## Challenge
Each record is to be printed again precisely as it reads.

## Records for this task
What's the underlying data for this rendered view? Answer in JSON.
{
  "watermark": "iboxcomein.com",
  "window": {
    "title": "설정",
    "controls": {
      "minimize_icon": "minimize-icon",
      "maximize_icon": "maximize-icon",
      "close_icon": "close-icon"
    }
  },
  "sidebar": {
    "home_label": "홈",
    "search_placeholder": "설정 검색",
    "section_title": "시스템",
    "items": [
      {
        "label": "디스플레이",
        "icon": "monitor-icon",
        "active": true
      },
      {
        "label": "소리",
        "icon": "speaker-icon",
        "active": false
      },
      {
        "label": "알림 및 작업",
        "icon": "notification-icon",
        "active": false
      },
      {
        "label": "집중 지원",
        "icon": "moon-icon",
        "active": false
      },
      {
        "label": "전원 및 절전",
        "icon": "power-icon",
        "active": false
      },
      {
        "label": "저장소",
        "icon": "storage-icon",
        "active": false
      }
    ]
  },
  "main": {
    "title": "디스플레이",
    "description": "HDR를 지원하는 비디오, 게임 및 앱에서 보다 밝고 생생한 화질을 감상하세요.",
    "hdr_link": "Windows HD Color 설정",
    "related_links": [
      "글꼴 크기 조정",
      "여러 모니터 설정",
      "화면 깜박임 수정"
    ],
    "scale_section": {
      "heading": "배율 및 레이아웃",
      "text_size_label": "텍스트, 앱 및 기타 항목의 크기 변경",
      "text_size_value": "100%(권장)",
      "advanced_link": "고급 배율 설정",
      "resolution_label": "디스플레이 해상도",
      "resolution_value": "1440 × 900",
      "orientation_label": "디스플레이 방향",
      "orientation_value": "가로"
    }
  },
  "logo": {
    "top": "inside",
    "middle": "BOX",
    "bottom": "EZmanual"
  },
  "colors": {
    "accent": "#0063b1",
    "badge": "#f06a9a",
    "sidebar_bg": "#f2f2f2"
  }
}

## Output for this exercise
What's the underlying data for this rendered view? Answer in JSON.
{
  "watermark": "iboxcomein.com",
  "window": {
    "title": "설정",
    "controls": {
      "minimize_icon": "minimize-icon",
      "maximize_icon": "maximize-icon",
      "close_icon": "close-icon"
    }
  },
  "sidebar": {
    "home_label": "홈",
    "search_placeholder": "설정 검색",
    "section_title": "시스템",
    "items": [
      {
        "label": "디스플레이",
        "icon": "monitor-icon",
        "active": true
      },
      {
        "label": "소리",
        "icon": "speaker-icon",
        "active": false
      },
      {
        "label": "알림 및 작업",
        "icon": "notification-icon",
        "active": false
      },
      {
        "label": "집중 지원",
        "icon": "moon-icon",
        "active": false
      },
      {
        "label": "전원 및 절전",
        "icon": "power-icon",
        "active": false
      },
      {
        "label": "저장소",
        "icon": "storage-icon",
        "active": false
      }
    ]
  },
  "main": {
    "title": "디스플레이",
    "description": "HDR를 지원하는 비디오, 게임 및 앱에서 보다 밝고 생생한 화질을 감상하세요.",
    "hdr_link": "Windows HD Color 설정",
    "related_links": [
      "글꼴 크기 조정",
      "여러 모니터 설정",
      "화면 깜박임 수정"
    ],
    "scale_section": {
      "heading": "배율 및 레이아웃",
      "text_size_label": "텍스트, 앱 및 기타 항목의 크기 변경",
      "text_size_value": "100%(권장)",
      "advanced_link": "고급 배율 설정",
      "resolution_label": "디스플레이 해상도",
      "resolution_value": "1440 × 900",
      "orientation_label": "디스플레이 방향",
      "orientation_value": "가로"
    }
  },
  "logo": {
    "top": "inside",
    "middle": "BOX",
    "bottom": "EZmanual"
  },
  "colors": {
    "accent": "#0063b1",
    "badge": "#f06a9a",
    "sidebar_bg": "#f2f2f2"
  }
}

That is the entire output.